▶ [Task requirements]
Wherever a line holds the string "date", copy that line.

▶ [Given information]

>> BEGIN

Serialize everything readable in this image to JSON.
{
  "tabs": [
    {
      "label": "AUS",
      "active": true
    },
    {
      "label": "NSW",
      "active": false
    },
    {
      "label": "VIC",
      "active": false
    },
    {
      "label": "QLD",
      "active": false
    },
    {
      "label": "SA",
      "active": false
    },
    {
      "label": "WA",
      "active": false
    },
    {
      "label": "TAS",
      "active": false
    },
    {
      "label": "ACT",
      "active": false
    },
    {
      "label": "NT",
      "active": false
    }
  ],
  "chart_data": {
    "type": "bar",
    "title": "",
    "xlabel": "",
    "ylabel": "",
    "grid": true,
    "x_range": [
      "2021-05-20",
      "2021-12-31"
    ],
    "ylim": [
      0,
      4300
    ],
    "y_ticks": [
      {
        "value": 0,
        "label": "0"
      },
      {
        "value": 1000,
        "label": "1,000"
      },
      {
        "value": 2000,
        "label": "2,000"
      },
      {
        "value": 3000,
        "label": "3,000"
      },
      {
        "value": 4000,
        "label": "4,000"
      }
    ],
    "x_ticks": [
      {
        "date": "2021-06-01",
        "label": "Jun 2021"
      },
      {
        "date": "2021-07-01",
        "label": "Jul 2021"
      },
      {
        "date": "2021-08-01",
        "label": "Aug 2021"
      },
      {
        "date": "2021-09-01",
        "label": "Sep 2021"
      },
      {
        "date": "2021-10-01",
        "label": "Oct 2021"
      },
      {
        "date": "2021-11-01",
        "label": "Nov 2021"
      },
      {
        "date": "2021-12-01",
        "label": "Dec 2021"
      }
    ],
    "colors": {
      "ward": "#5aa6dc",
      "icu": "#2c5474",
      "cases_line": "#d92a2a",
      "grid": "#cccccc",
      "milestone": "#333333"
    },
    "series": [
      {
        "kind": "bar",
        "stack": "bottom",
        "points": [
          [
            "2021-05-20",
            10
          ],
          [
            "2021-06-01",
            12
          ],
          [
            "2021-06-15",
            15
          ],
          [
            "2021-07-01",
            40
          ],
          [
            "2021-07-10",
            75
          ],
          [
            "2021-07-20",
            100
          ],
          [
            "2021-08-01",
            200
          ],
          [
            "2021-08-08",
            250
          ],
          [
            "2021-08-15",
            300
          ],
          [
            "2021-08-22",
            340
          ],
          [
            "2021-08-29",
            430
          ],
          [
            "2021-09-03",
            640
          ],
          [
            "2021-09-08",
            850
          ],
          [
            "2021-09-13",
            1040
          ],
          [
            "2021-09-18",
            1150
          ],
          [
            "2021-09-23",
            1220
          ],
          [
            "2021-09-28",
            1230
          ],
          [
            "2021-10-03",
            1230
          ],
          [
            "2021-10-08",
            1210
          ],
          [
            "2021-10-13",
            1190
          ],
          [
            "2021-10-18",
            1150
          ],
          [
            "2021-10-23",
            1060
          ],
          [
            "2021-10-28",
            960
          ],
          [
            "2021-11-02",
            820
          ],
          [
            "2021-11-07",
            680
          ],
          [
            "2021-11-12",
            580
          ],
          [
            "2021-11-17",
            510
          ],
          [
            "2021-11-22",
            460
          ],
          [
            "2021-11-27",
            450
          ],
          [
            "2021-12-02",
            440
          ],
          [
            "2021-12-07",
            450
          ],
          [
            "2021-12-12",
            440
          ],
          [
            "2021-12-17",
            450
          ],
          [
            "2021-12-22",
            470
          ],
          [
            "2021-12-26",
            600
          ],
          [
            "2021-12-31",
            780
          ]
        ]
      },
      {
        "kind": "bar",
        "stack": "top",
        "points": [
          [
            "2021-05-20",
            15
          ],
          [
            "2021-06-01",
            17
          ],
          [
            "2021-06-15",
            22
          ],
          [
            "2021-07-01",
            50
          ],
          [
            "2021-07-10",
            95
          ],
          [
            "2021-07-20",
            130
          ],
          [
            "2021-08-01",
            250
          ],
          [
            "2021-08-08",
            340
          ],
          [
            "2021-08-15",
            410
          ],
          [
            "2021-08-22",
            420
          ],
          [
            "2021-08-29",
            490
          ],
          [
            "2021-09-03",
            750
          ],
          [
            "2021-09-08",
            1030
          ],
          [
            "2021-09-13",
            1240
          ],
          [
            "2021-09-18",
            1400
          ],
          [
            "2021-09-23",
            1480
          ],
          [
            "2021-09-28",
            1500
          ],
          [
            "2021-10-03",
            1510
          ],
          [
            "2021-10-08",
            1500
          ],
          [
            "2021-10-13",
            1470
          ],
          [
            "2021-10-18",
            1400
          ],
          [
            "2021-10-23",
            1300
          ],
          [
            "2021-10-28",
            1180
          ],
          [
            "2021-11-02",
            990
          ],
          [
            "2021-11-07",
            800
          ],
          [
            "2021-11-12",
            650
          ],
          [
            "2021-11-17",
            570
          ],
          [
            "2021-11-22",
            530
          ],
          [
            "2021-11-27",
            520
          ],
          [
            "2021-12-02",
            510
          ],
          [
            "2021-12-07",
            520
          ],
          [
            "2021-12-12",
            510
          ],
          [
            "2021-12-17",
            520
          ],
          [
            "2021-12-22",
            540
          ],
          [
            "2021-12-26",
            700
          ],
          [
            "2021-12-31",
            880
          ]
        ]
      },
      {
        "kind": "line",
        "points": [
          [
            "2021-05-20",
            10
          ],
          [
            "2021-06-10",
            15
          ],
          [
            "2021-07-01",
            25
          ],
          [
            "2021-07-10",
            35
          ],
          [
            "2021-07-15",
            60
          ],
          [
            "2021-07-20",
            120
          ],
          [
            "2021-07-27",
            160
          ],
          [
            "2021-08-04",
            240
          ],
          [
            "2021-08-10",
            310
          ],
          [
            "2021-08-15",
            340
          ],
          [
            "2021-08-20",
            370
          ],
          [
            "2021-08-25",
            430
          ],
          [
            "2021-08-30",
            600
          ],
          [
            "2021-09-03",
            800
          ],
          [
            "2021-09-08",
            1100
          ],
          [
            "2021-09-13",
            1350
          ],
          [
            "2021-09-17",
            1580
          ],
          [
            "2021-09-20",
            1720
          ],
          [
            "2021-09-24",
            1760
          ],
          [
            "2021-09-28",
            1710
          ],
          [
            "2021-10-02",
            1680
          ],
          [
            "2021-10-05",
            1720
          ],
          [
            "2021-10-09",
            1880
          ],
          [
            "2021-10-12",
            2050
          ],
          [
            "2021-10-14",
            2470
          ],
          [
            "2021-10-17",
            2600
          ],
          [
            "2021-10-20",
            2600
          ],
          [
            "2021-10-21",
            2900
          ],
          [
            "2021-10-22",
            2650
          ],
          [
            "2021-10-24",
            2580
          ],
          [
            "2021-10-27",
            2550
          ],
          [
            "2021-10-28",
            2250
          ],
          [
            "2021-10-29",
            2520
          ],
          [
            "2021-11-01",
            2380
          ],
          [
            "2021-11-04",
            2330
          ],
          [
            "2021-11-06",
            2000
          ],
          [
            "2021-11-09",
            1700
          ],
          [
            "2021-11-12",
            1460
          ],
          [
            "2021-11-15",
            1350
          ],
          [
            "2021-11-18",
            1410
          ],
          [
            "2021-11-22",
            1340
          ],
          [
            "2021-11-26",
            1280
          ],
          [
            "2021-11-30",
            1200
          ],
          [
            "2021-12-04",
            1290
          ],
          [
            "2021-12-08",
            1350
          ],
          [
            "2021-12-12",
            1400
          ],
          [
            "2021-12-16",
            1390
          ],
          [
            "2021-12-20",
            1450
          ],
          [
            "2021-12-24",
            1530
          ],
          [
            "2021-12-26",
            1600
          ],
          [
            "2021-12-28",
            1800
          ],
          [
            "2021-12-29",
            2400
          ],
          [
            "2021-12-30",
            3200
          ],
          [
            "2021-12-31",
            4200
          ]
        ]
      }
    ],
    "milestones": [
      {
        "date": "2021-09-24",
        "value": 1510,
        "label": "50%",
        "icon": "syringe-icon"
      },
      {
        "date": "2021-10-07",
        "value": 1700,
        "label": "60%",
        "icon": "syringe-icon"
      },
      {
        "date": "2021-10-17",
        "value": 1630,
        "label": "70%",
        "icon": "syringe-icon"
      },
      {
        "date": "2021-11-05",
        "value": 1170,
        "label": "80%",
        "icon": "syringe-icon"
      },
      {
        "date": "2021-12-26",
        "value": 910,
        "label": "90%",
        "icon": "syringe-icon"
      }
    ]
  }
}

>> END

▶ [Worked solution]
        "date": "2021-06-01",
        "date": "2021-07-01",
        "date": "2021-08-01",
        "date": "2021-09-01",
        "date": "2021-10-01",
        "date": "2021-11-01",
        "date": "2021-12-01",
        "date": "2021-09-24",
        "date": "2021-10-07",
        "date": "2021-10-17",
        "date": "2021-11-05",
        "date": "2021-12-26",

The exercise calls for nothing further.